Search the material for the string "lines" and copy each line where it occurs.

--- MATERIAL SUPPLIED ---

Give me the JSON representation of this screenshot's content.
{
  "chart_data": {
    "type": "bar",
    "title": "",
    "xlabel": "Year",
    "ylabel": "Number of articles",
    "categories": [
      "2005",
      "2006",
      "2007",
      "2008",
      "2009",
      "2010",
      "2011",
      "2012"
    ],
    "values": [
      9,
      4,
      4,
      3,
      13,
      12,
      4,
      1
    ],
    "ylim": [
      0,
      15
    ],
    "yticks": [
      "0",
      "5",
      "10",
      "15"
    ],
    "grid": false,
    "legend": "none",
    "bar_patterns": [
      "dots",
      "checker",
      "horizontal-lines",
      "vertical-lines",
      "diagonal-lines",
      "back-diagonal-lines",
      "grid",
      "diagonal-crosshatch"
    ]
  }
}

---

[RESULT]
      "horizontal-lines",
      "vertical-lines",
      "diagonal-lines",
      "back-diagonal-lines",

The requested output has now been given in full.